**AIM OF THE EXERCISE**
In your copy, include every line of the listing below exactly but none of the pictures.

┌─ MATERIAL FOR THIS TASK

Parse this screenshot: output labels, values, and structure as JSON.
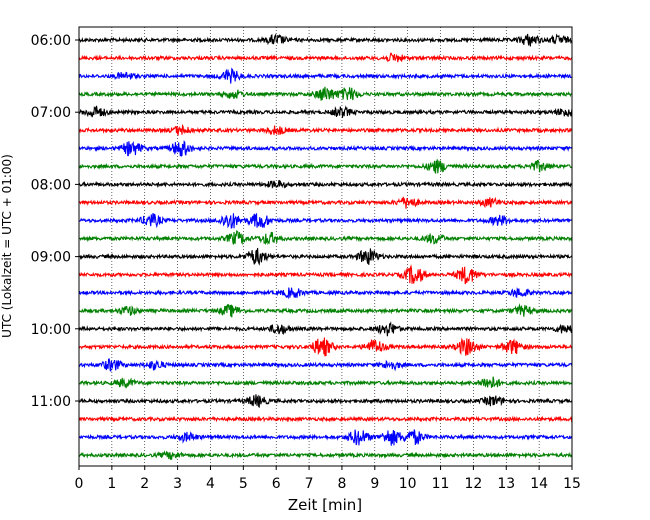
{
  "chart_data": {
    "type": "line",
    "subtype": "helicorder",
    "title": "",
    "xlabel": "Zeit  [min]",
    "ylabel": "UTC (Lokalzeit = UTC + 01:00)",
    "xlim": [
      0,
      15
    ],
    "x_ticks": [
      "0",
      "1",
      "2",
      "3",
      "4",
      "5",
      "6",
      "7",
      "8",
      "9",
      "10",
      "11",
      "12",
      "13",
      "14",
      "15"
    ],
    "y_tick_labels": [
      "06:00",
      "07:00",
      "08:00",
      "09:00",
      "10:00",
      "11:00"
    ],
    "y_tick_rows": [
      0,
      4,
      8,
      12,
      16,
      20
    ],
    "trace_start_time": "06:00",
    "trace_length_min": 15,
    "grid": "vertical dotted at each minute",
    "trace_colors": [
      "#000000",
      "#ff0000",
      "#0000ff",
      "#008000"
    ],
    "traces": [
      {
        "start": "06:00",
        "events": [
          [
            6.0,
            0.6
          ],
          [
            13.7,
            0.7
          ],
          [
            14.6,
            0.5
          ]
        ]
      },
      {
        "start": "06:15",
        "events": [
          [
            9.6,
            0.5
          ]
        ]
      },
      {
        "start": "06:30",
        "events": [
          [
            4.6,
            0.8
          ],
          [
            1.4,
            0.4
          ]
        ]
      },
      {
        "start": "06:45",
        "events": [
          [
            7.5,
            0.9
          ],
          [
            8.2,
            0.8
          ],
          [
            4.7,
            0.5
          ]
        ]
      },
      {
        "start": "07:00",
        "events": [
          [
            0.5,
            0.7
          ],
          [
            8.0,
            0.6
          ],
          [
            14.8,
            0.5
          ]
        ]
      },
      {
        "start": "07:15",
        "events": [
          [
            3.1,
            0.5
          ],
          [
            6.0,
            0.5
          ]
        ]
      },
      {
        "start": "07:30",
        "events": [
          [
            1.6,
            0.9
          ],
          [
            3.1,
            1.0
          ]
        ]
      },
      {
        "start": "07:45",
        "events": [
          [
            10.9,
            0.8
          ],
          [
            14.0,
            0.6
          ]
        ]
      },
      {
        "start": "08:00",
        "events": [
          [
            6.0,
            0.4
          ]
        ]
      },
      {
        "start": "08:15",
        "events": [
          [
            10.0,
            0.7
          ],
          [
            12.5,
            0.5
          ]
        ]
      },
      {
        "start": "08:30",
        "events": [
          [
            2.2,
            0.8
          ],
          [
            4.6,
            1.0
          ],
          [
            5.5,
            1.0
          ],
          [
            12.8,
            0.6
          ]
        ]
      },
      {
        "start": "08:45",
        "events": [
          [
            4.8,
            0.8
          ],
          [
            5.8,
            0.7
          ],
          [
            10.8,
            0.6
          ]
        ]
      },
      {
        "start": "09:00",
        "events": [
          [
            5.4,
            1.0
          ],
          [
            8.8,
            1.0
          ]
        ]
      },
      {
        "start": "09:15",
        "events": [
          [
            10.2,
            1.2
          ],
          [
            11.8,
            1.1
          ]
        ]
      },
      {
        "start": "09:30",
        "events": [
          [
            6.5,
            0.6
          ],
          [
            13.4,
            0.5
          ]
        ]
      },
      {
        "start": "09:45",
        "events": [
          [
            1.5,
            0.5
          ],
          [
            4.6,
            0.7
          ],
          [
            13.5,
            0.6
          ]
        ]
      },
      {
        "start": "10:00",
        "events": [
          [
            6.1,
            0.6
          ],
          [
            9.4,
            0.8
          ],
          [
            14.8,
            0.5
          ]
        ]
      },
      {
        "start": "10:15",
        "events": [
          [
            7.4,
            1.2
          ],
          [
            9.0,
            0.9
          ],
          [
            11.8,
            1.1
          ],
          [
            13.2,
            0.9
          ]
        ]
      },
      {
        "start": "10:30",
        "events": [
          [
            1.0,
            0.7
          ],
          [
            2.3,
            0.5
          ],
          [
            9.5,
            0.5
          ]
        ]
      },
      {
        "start": "10:45",
        "events": [
          [
            1.4,
            0.5
          ],
          [
            12.5,
            0.8
          ]
        ]
      },
      {
        "start": "11:00",
        "events": [
          [
            5.4,
            0.7
          ],
          [
            12.6,
            0.6
          ]
        ]
      },
      {
        "start": "11:15",
        "events": []
      },
      {
        "start": "11:30",
        "events": [
          [
            3.3,
            0.5
          ],
          [
            8.5,
            1.0
          ],
          [
            9.5,
            1.0
          ],
          [
            10.2,
            0.9
          ]
        ]
      },
      {
        "start": "11:45",
        "events": [
          [
            2.8,
            0.4
          ]
        ]
      }
    ]
  }
}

└─

**OUTPUT BELOW**
Parse this screenshot: output labels, values, and structure as JSON.
{
  "chart_data": {
    "type": "line",
    "subtype": "helicorder",
    "title": "",
    "xlabel": "Zeit  [min]",
    "ylabel": "UTC (Lokalzeit = UTC + 01:00)",
    "xlim": [
      0,
      15
    ],
    "x_ticks": [
      "0",
      "1",
      "2",
      "3",
      "4",
      "5",
      "6",
      "7",
      "8",
      "9",
      "10",
      "11",
      "12",
      "13",
      "14",
      "15"
    ],
    "y_tick_labels": [
      "06:00",
      "07:00",
      "08:00",
      "09:00",
      "10:00",
      "11:00"
    ],
    "y_tick_rows": [
      0,
      4,
      8,
      12,
      16,
      20
    ],
    "trace_start_time": "06:00",
    "trace_length_min": 15,
    "grid": "vertical dotted at each minute",
    "trace_colors": [
      "#000000",
      "#ff0000",
      "#0000ff",
      "#008000"
    ],
    "traces": [
      {
        "start": "06:00",
        "events": [
          [
            6.0,
            0.6
          ],
          [
            13.7,
            0.7
          ],
          [
            14.6,
            0.5
          ]
        ]
      },
      {
        "start": "06:15",
        "events": [
          [
            9.6,
            0.5
          ]
        ]
      },
      {
        "start": "06:30",
        "events": [
          [
            4.6,
            0.8
          ],
          [
            1.4,
            0.4
          ]
        ]
      },
      {
        "start": "06:45",
        "events": [
          [
            7.5,
            0.9
          ],
          [
            8.2,
            0.8
          ],
          [
            4.7,
            0.5
          ]
        ]
      },
      {
        "start": "07:00",
        "events": [
          [
            0.5,
            0.7
          ],
          [
            8.0,
            0.6
          ],
          [
            14.8,
            0.5
          ]
        ]
      },
      {
        "start": "07:15",
        "events": [
          [
            3.1,
            0.5
          ],
          [
            6.0,
            0.5
          ]
        ]
      },
      {
        "start": "07:30",
        "events": [
          [
            1.6,
            0.9
          ],
          [
            3.1,
            1.0
          ]
        ]
      },
      {
        "start": "07:45",
        "events": [
          [
            10.9,
            0.8
          ],
          [
            14.0,
            0.6
          ]
        ]
      },
      {
        "start": "08:00",
        "events": [
          [
            6.0,
            0.4
          ]
        ]
      },
      {
        "start": "08:15",
        "events": [
          [
            10.0,
            0.7
          ],
          [
            12.5,
            0.5
          ]
        ]
      },
      {
        "start": "08:30",
        "events": [
          [
            2.2,
            0.8
          ],
          [
            4.6,
            1.0
          ],
          [
            5.5,
            1.0
          ],
          [
            12.8,
            0.6
          ]
        ]
      },
      {
        "start": "08:45",
        "events": [
          [
            4.8,
            0.8
          ],
          [
            5.8,
            0.7
          ],
          [
            10.8,
            0.6
          ]
        ]
      },
      {
        "start": "09:00",
        "events": [
          [
            5.4,
            1.0
          ],
          [
            8.8,
            1.0
          ]
        ]
      },
      {
        "start": "09:15",
        "events": [
          [
            10.2,
            1.2
          ],
          [
            11.8,
            1.1
          ]
        ]
      },
      {
        "start": "09:30",
        "events": [
          [
            6.5,
            0.6
          ],
          [
            13.4,
            0.5
          ]
        ]
      },
      {
        "start": "09:45",
        "events": [
          [
            1.5,
            0.5
          ],
          [
            4.6,
            0.7
          ],
          [
            13.5,
            0.6
          ]
        ]
      },
      {
        "start": "10:00",
        "events": [
          [
            6.1,
            0.6
          ],
          [
            9.4,
            0.8
          ],
          [
            14.8,
            0.5
          ]
        ]
      },
      {
        "start": "10:15",
        "events": [
          [
            7.4,
            1.2
          ],
          [
            9.0,
            0.9
          ],
          [
            11.8,
            1.1
          ],
          [
            13.2,
            0.9
          ]
        ]
      },
      {
        "start": "10:30",
        "events": [
          [
            1.0,
            0.7
          ],
          [
            2.3,
            0.5
          ],
          [
            9.5,
            0.5
          ]
        ]
      },
      {
        "start": "10:45",
        "events": [
          [
            1.4,
            0.5
          ],
          [
            12.5,
            0.8
          ]
        ]
      },
      {
        "start": "11:00",
        "events": [
          [
            5.4,
            0.7
          ],
          [
            12.6,
            0.6
          ]
        ]
      },
      {
        "start": "11:15",
        "events": []
      },
      {
        "start": "11:30",
        "events": [
          [
            3.3,
            0.5
          ],
          [
            8.5,
            1.0
          ],
          [
            9.5,
            1.0
          ],
          [
            10.2,
            0.9
          ]
        ]
      },
      {
        "start": "11:45",
        "events": [
          [
            2.8,
            0.4
          ]
        ]
      }
    ]
  }
}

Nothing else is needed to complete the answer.